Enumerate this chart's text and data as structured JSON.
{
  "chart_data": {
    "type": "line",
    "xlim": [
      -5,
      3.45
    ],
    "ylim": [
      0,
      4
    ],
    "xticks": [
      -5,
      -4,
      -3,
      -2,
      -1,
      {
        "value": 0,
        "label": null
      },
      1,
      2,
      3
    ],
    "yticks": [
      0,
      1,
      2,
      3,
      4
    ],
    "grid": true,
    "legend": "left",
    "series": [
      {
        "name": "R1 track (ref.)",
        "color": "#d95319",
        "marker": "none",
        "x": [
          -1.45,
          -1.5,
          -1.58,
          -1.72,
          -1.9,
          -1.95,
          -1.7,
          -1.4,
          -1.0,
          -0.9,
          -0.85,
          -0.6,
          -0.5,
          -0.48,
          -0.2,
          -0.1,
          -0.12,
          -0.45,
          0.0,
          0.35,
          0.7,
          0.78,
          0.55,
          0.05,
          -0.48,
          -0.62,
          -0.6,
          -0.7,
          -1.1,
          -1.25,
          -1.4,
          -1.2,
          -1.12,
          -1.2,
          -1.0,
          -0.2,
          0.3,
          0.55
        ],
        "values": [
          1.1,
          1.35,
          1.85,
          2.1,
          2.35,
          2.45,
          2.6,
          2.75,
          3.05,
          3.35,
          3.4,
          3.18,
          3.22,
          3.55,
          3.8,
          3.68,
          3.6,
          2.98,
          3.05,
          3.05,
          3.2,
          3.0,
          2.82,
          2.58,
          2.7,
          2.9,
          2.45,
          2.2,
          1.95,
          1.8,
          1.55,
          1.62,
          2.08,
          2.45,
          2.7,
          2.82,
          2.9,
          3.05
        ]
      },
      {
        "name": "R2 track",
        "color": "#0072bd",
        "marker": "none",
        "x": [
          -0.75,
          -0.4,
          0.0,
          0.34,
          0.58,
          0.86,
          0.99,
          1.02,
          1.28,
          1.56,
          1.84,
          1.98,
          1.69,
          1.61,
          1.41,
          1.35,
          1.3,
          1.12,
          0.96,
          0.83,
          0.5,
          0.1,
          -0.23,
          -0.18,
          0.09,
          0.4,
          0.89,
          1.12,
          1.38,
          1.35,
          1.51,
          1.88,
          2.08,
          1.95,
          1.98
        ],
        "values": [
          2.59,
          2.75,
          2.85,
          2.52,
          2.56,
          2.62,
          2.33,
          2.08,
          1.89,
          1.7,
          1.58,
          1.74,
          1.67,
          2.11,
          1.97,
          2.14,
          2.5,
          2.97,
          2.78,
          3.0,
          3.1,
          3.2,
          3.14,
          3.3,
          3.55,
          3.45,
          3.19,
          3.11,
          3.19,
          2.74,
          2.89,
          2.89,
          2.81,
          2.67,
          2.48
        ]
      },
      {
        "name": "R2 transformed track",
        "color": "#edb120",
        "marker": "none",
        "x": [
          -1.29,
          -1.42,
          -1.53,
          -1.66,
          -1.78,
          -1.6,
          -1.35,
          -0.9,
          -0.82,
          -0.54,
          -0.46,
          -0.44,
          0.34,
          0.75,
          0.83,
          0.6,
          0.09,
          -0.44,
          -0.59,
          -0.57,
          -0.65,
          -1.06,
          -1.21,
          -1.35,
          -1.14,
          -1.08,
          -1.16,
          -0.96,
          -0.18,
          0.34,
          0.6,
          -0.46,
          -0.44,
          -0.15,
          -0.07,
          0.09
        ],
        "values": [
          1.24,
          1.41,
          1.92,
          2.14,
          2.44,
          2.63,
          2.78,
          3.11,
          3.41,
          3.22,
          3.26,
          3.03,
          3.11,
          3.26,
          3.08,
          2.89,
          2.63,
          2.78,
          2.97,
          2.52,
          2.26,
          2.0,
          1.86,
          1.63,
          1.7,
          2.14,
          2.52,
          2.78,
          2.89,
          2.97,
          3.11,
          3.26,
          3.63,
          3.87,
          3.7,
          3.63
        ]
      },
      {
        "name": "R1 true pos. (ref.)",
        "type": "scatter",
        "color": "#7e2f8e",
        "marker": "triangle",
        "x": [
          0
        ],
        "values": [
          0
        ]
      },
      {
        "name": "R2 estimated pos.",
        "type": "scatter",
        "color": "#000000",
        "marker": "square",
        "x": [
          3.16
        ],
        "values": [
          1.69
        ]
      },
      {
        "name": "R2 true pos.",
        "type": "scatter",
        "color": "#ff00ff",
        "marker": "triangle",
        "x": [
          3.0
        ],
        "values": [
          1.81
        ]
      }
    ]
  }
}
__________
[Problem] Each record should come back exactly as written.

[Solved exercise]
Enumerate this chart's text and data as structured JSON.
{
  "chart_data": {
    "type": "line",
    "xlim": [
      -5,
      3.45
    ],
    "ylim": [
      0,
      4
    ],
    "xticks": [
      -5,
      -4,
      -3,
      -2,
      -1,
      {
        "value": 0,
        "label": null
      },
      1,
      2,
      3
    ],
    "yticks": [
      0,
      1,
      2,
      3,
      4
    ],
    "grid": true,
    "legend": "left",
    "series": [
      {
        "name": "R1 track (ref.)",
        "color": "#d95319",
        "marker": "none",
        "x": [
          -1.45,
          -1.5,
          -1.58,
          -1.72,
          -1.9,
          -1.95,
          -1.7,
          -1.4,
          -1.0,
          -0.9,
          -0.85,
          -0.6,
          -0.5,
          -0.48,
          -0.2,
          -0.1,
          -0.12,
          -0.45,
          0.0,
          0.35,
          0.7,
          0.78,
          0.55,
          0.05,
          -0.48,
          -0.62,
          -0.6,
          -0.7,
          -1.1,
          -1.25,
          -1.4,
          -1.2,
          -1.12,
          -1.2,
          -1.0,
          -0.2,
          0.3,
          0.55
        ],
        "values": [
          1.1,
          1.35,
          1.85,
          2.1,
          2.35,
          2.45,
          2.6,
          2.75,
          3.05,
          3.35,
          3.4,
          3.18,
          3.22,
          3.55,
          3.8,
          3.68,
          3.6,
          2.98,
          3.05,
          3.05,
          3.2,
          3.0,
          2.82,
          2.58,
          2.7,
          2.9,
          2.45,
          2.2,
          1.95,
          1.8,
          1.55,
          1.62,
          2.08,
          2.45,
          2.7,
          2.82,
          2.9,
          3.05
        ]
      },
      {
        "name": "R2 track",
        "color": "#0072bd",
        "marker": "none",
        "x": [
          -0.75,
          -0.4,
          0.0,
          0.34,
          0.58,
          0.86,
          0.99,
          1.02,
          1.28,
          1.56,
          1.84,
          1.98,
          1.69,
          1.61,
          1.41,
          1.35,
          1.3,
          1.12,
          0.96,
          0.83,
          0.5,
          0.1,
          -0.23,
          -0.18,
          0.09,
          0.4,
          0.89,
          1.12,
          1.38,
          1.35,
          1.51,
          1.88,
          2.08,
          1.95,
          1.98
        ],
        "values": [
          2.59,
          2.75,
          2.85,
          2.52,
          2.56,
          2.62,
          2.33,
          2.08,
          1.89,
          1.7,
          1.58,
          1.74,
          1.67,
          2.11,
          1.97,
          2.14,
          2.5,
          2.97,
          2.78,
          3.0,
          3.1,
          3.2,
          3.14,
          3.3,
          3.55,
          3.45,
          3.19,
          3.11,
          3.19,
          2.74,
          2.89,
          2.89,
          2.81,
          2.67,
          2.48
        ]
      },
      {
        "name": "R2 transformed track",
        "color": "#edb120",
        "marker": "none",
        "x": [
          -1.29,
          -1.42,
          -1.53,
          -1.66,
          -1.78,
          -1.6,
          -1.35,
          -0.9,
          -0.82,
          -0.54,
          -0.46,
          -0.44,
          0.34,
          0.75,
          0.83,
          0.6,
          0.09,
          -0.44,
          -0.59,
          -0.57,
          -0.65,
          -1.06,
          -1.21,
          -1.35,
          -1.14,
          -1.08,
          -1.16,
          -0.96,
          -0.18,
          0.34,
          0.6,
          -0.46,
          -0.44,
          -0.15,
          -0.07,
          0.09
        ],
        "values": [
          1.24,
          1.41,
          1.92,
          2.14,
          2.44,
          2.63,
          2.78,
          3.11,
          3.41,
          3.22,
          3.26,
          3.03,
          3.11,
          3.26,
          3.08,
          2.89,
          2.63,
          2.78,
          2.97,
          2.52,
          2.26,
          2.0,
          1.86,
          1.63,
          1.7,
          2.14,
          2.52,
          2.78,
          2.89,
          2.97,
          3.11,
          3.26,
          3.63,
          3.87,
          3.7,
          3.63
        ]
      },
      {
        "name": "R1 true pos. (ref.)",
        "type": "scatter",
        "color": "#7e2f8e",
        "marker": "triangle",
        "x": [
          0
        ],
        "values": [
          0
        ]
      },
      {
        "name": "R2 estimated pos.",
        "type": "scatter",
        "color": "#000000",
        "marker": "square",
        "x": [
          3.16
        ],
        "values": [
          1.69
        ]
      },
      {
        "name": "R2 true pos.",
        "type": "scatter",
        "color": "#ff00ff",
        "marker": "triangle",
        "x": [
          3.0
        ],
        "values": [
          1.81
        ]
      }
    ]
  }
}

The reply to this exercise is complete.